Required task
Can you quote the lines below exactly, starting at the line with "Convert this document image to plain text." and going through the last one?
◇ ◇ ◇ ◇
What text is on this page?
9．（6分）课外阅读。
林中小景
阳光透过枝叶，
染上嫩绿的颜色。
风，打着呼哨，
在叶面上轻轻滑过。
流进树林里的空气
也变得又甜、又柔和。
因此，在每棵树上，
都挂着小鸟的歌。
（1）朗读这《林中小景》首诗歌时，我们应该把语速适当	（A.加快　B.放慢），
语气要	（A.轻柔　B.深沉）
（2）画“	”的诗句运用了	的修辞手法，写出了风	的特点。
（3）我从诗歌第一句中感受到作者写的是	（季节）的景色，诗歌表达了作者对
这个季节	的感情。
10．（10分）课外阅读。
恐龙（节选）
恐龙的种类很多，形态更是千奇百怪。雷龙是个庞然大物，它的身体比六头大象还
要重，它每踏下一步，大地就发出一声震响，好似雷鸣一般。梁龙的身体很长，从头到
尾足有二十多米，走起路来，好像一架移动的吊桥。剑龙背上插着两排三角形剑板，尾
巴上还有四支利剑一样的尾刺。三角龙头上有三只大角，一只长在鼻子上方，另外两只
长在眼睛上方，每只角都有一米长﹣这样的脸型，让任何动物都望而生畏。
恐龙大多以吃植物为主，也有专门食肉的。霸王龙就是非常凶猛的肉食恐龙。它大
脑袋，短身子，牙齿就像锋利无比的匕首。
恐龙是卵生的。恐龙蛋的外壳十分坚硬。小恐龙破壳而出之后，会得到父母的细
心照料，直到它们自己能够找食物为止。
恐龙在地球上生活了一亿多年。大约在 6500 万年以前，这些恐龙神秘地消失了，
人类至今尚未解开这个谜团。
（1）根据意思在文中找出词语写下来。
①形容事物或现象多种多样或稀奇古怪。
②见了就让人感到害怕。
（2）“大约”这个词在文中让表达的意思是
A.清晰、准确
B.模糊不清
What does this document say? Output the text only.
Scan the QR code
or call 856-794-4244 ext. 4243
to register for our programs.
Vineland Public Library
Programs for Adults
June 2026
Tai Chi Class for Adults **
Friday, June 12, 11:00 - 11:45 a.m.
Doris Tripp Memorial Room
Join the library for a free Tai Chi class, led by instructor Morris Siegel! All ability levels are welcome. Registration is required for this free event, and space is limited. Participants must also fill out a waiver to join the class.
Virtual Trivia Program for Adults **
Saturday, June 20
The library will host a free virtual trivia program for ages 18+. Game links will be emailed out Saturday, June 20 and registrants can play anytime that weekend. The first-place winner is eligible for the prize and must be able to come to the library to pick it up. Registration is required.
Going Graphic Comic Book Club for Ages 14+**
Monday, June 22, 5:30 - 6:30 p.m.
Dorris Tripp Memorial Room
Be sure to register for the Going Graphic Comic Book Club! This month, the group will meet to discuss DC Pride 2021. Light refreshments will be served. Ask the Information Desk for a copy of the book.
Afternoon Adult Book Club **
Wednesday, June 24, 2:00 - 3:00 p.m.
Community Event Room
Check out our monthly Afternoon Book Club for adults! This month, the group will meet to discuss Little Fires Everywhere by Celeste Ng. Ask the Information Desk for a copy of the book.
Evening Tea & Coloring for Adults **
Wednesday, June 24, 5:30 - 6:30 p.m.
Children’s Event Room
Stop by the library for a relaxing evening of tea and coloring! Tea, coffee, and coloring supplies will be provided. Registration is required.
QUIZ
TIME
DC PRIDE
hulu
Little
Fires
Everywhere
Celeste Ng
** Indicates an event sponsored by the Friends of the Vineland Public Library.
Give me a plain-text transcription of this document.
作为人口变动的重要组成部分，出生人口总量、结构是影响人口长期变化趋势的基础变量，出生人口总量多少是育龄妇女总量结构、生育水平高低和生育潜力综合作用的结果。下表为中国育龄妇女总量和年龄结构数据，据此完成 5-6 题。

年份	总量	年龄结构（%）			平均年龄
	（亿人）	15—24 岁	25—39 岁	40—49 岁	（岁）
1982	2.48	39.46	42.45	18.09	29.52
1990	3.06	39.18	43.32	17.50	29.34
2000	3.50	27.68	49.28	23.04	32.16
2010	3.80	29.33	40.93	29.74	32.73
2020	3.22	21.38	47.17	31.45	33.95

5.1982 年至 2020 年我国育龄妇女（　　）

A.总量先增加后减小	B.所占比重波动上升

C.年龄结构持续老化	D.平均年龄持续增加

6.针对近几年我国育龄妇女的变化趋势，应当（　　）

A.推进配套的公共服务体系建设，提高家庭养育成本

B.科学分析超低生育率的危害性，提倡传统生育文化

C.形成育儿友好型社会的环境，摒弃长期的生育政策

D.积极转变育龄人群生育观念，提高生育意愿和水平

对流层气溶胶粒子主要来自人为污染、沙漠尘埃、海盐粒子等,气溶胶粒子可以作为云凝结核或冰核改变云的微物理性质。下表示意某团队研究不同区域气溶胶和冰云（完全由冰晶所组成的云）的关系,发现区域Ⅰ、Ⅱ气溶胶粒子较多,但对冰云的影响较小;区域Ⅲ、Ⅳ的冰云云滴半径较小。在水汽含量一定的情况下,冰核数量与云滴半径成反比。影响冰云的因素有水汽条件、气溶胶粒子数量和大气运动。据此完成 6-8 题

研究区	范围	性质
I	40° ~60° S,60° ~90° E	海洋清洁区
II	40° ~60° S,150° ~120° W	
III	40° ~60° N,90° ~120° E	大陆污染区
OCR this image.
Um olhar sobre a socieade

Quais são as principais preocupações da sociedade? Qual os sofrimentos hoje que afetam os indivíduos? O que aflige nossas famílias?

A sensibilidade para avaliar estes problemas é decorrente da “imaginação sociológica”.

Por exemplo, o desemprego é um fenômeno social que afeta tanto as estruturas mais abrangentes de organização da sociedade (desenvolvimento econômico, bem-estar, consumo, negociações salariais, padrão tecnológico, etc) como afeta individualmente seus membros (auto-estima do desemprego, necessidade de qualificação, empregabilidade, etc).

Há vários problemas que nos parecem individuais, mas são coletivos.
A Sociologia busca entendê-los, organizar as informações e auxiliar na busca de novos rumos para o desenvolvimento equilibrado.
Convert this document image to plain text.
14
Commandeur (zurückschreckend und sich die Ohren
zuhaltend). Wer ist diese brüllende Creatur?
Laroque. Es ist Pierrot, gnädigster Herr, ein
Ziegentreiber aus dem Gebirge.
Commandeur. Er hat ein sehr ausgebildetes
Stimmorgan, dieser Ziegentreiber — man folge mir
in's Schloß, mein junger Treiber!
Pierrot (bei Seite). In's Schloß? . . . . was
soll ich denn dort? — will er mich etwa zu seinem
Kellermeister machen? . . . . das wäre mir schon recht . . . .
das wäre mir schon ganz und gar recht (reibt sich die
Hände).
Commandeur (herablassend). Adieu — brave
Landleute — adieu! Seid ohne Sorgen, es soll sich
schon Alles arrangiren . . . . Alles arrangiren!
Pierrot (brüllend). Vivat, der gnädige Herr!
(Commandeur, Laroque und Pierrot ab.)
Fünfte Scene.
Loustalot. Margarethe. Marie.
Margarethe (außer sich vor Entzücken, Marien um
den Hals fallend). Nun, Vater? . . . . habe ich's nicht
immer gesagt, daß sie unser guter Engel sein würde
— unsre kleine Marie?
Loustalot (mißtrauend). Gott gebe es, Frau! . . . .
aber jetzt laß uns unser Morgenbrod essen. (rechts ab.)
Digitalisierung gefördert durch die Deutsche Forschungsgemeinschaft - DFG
◇ ◇ ◇ ◇
Expected output
Convert this document image to plain text.
14
Commandeur (zurückschreckend und sich die Ohren
zuhaltend). Wer ist diese brüllende Creatur?
Laroque. Es ist Pierrot, gnädigster Herr, ein
Ziegentreiber aus dem Gebirge.
Commandeur. Er hat ein sehr ausgebildetes
Stimmorgan, dieser Ziegentreiber — man folge mir
in's Schloß, mein junger Treiber!
Pierrot (bei Seite). In's Schloß? . . . . was
soll ich denn dort? — will er mich etwa zu seinem
Kellermeister machen? . . . . das wäre mir schon recht . . . .
das wäre mir schon ganz und gar recht (reibt sich die
Hände).
Commandeur (herablassend). Adieu — brave
Landleute — adieu! Seid ohne Sorgen, es soll sich
schon Alles arrangiren . . . . Alles arrangiren!
Pierrot (brüllend). Vivat, der gnädige Herr!
(Commandeur, Laroque und Pierrot ab.)
Fünfte Scene.
Loustalot. Margarethe. Marie.
Margarethe (außer sich vor Entzücken, Marien um
den Hals fallend). Nun, Vater? . . . . habe ich's nicht
immer gesagt, daß sie unser guter Engel sein würde
— unsre kleine Marie?
Loustalot (mißtrauend). Gott gebe es, Frau! . . . .
aber jetzt laß uns unser Morgenbrod essen. (rechts ab.)
Digitalisierung gefördert durch die Deutsche Forschungsgemeinschaft - DFG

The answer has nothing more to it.